== PROBLEM TO SOLVE ==
Using the data below, copy every line that contains the word "text".

Dataset rows

□ □ □ □

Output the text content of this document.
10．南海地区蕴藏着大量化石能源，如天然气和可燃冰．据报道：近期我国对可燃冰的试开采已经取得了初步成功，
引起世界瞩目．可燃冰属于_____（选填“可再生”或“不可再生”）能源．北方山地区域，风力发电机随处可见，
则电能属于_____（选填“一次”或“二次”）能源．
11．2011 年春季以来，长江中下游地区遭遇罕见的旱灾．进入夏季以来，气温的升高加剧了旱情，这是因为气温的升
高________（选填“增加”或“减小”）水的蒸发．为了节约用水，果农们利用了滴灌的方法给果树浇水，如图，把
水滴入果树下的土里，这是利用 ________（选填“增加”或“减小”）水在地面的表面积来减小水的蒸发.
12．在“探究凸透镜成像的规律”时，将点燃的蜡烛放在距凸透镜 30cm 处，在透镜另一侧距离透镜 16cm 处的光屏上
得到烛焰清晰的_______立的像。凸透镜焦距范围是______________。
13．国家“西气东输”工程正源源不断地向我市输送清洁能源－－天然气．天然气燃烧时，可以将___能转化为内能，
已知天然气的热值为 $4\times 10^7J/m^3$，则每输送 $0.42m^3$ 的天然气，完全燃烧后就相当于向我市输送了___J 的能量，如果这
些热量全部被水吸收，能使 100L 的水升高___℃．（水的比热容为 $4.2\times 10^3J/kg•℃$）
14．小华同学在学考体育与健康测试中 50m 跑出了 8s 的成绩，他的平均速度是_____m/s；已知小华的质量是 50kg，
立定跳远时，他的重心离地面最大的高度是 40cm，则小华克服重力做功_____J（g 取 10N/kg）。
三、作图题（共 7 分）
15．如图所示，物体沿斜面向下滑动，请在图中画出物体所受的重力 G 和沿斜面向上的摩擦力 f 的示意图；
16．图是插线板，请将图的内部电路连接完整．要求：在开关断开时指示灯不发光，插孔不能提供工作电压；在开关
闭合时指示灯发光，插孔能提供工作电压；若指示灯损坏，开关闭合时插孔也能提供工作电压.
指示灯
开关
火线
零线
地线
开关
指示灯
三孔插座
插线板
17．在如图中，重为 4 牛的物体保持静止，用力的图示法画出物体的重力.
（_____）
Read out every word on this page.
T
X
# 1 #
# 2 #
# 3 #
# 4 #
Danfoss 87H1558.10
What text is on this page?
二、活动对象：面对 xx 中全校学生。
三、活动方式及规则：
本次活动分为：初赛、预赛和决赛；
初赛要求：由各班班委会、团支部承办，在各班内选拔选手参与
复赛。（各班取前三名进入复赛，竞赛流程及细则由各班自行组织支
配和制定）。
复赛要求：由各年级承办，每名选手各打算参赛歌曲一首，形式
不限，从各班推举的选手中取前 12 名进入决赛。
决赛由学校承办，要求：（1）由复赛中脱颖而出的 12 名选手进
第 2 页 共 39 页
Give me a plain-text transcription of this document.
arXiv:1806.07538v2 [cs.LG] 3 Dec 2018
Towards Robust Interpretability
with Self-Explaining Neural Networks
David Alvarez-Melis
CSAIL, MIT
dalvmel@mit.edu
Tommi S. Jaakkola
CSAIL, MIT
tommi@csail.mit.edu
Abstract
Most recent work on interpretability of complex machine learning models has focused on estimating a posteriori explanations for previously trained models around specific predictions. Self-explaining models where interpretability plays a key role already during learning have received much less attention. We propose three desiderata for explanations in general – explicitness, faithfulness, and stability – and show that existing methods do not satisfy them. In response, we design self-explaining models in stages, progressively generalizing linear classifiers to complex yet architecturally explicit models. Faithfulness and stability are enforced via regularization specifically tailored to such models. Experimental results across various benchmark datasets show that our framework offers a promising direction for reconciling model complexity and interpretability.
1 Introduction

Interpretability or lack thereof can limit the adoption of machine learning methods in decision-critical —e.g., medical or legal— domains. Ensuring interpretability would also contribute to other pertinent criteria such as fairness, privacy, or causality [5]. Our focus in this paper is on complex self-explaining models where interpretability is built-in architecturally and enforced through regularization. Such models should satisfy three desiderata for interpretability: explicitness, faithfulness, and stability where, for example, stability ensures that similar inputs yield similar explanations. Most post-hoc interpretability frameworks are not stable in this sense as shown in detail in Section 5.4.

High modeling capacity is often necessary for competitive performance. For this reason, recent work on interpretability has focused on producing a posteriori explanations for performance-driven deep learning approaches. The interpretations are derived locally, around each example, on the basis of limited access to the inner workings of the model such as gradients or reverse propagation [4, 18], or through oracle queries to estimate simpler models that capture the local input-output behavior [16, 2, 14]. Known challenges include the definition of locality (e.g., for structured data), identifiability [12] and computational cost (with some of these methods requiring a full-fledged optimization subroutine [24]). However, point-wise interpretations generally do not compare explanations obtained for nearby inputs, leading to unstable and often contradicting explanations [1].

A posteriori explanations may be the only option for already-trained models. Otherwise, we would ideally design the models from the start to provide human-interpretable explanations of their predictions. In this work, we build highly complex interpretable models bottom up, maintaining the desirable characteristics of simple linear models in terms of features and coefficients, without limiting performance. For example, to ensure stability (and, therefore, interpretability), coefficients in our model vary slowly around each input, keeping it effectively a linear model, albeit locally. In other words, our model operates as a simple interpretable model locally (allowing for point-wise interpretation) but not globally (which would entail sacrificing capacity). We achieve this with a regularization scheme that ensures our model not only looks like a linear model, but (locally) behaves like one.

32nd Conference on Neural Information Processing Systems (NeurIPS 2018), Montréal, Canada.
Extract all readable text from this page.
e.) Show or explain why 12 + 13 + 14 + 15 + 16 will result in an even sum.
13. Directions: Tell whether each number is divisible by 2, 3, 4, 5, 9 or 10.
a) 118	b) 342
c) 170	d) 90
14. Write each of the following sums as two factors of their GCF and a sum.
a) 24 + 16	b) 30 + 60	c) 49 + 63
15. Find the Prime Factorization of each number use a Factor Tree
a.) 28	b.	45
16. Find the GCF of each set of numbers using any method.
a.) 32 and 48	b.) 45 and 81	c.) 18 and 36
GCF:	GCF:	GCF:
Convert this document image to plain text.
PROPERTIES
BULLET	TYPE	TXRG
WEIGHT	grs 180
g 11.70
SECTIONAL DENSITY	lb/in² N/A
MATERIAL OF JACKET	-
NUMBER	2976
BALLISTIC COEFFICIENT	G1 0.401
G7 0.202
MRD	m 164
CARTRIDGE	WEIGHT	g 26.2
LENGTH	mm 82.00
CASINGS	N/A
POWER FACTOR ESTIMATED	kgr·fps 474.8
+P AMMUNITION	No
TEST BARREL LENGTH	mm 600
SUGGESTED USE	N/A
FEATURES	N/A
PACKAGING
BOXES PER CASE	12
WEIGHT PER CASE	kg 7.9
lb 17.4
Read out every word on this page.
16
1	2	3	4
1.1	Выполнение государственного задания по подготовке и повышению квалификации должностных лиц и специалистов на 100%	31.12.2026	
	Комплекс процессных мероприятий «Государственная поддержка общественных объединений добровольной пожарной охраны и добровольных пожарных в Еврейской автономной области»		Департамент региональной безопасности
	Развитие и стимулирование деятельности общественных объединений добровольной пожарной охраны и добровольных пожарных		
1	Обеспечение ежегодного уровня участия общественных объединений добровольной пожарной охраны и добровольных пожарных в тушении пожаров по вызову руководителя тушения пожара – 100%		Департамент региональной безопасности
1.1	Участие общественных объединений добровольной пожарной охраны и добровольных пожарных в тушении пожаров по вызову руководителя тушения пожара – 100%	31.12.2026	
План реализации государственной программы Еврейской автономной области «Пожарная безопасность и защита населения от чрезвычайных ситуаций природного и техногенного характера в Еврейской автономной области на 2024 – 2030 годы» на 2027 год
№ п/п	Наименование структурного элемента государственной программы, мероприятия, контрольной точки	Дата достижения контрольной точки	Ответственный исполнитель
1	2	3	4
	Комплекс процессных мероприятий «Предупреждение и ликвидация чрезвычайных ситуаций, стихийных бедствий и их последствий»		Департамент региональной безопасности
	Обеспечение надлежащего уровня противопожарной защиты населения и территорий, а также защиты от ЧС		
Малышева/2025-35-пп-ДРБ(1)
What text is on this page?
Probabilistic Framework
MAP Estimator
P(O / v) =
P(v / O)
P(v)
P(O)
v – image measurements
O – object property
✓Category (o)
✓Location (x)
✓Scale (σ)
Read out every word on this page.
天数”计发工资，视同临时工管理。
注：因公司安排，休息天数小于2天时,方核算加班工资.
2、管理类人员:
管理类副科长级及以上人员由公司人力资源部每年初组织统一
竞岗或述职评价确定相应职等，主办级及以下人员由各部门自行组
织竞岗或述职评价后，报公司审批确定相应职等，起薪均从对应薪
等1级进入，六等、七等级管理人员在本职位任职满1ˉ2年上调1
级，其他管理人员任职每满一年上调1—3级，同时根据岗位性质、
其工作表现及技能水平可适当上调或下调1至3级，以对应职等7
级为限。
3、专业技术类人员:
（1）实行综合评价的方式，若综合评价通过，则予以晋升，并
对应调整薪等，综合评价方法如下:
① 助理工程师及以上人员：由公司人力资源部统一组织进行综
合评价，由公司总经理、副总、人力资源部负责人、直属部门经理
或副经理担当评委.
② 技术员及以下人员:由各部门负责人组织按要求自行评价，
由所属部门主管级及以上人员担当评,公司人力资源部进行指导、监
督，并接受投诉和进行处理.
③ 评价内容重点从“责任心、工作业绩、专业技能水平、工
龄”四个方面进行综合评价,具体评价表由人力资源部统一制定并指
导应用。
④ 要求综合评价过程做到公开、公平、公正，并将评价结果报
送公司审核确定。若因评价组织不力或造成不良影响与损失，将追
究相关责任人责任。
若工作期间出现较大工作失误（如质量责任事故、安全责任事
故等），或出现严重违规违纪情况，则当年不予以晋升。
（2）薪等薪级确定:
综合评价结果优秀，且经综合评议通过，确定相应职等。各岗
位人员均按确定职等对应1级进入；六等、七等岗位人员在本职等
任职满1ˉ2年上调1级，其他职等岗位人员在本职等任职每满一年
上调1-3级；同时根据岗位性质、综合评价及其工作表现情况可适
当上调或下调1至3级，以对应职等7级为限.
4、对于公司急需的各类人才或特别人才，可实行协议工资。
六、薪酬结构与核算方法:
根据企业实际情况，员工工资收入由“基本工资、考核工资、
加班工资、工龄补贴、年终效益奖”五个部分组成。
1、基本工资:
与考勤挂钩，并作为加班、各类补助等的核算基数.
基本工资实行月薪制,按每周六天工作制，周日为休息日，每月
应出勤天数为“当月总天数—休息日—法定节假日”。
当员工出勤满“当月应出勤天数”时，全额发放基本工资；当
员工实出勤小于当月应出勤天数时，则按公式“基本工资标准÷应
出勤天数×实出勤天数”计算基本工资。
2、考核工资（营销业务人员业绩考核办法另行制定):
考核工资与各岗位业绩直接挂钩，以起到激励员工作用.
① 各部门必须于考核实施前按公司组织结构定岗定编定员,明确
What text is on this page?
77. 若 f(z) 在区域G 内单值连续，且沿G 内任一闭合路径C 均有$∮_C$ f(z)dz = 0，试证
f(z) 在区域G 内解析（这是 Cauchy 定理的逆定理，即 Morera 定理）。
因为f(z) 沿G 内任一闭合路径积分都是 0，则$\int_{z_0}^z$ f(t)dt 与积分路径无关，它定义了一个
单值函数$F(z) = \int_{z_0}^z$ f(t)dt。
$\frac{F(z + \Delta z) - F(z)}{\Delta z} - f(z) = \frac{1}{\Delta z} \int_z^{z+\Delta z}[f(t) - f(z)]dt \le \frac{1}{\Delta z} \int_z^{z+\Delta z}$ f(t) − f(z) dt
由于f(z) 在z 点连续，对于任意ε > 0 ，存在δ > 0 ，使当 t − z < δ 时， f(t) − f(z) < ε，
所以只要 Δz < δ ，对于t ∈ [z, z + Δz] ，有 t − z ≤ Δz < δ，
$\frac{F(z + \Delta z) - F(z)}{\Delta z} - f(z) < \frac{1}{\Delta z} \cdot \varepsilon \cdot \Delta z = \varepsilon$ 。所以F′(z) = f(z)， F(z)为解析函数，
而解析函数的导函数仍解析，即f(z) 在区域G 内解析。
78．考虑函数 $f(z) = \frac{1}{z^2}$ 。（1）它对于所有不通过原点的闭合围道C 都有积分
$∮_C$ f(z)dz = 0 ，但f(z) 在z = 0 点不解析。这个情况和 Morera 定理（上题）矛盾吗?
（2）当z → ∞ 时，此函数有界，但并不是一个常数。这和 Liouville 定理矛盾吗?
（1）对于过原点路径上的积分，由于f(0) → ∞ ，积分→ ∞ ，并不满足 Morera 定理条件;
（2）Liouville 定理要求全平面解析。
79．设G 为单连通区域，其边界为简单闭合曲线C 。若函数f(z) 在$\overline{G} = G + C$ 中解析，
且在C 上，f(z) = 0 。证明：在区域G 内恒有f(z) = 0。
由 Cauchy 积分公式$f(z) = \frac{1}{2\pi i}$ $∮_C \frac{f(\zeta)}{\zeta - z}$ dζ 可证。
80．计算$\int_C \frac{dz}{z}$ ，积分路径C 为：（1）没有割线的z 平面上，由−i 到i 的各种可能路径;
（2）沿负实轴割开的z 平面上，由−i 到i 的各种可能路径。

□ □ □ □

== RESPONSE ==
Output the text content of this document.
What text is on this page?
Give me a plain-text transcription of this document.
Extract all readable text from this page.
Convert this document image to plain text.
What text is on this page?
What text is on this page?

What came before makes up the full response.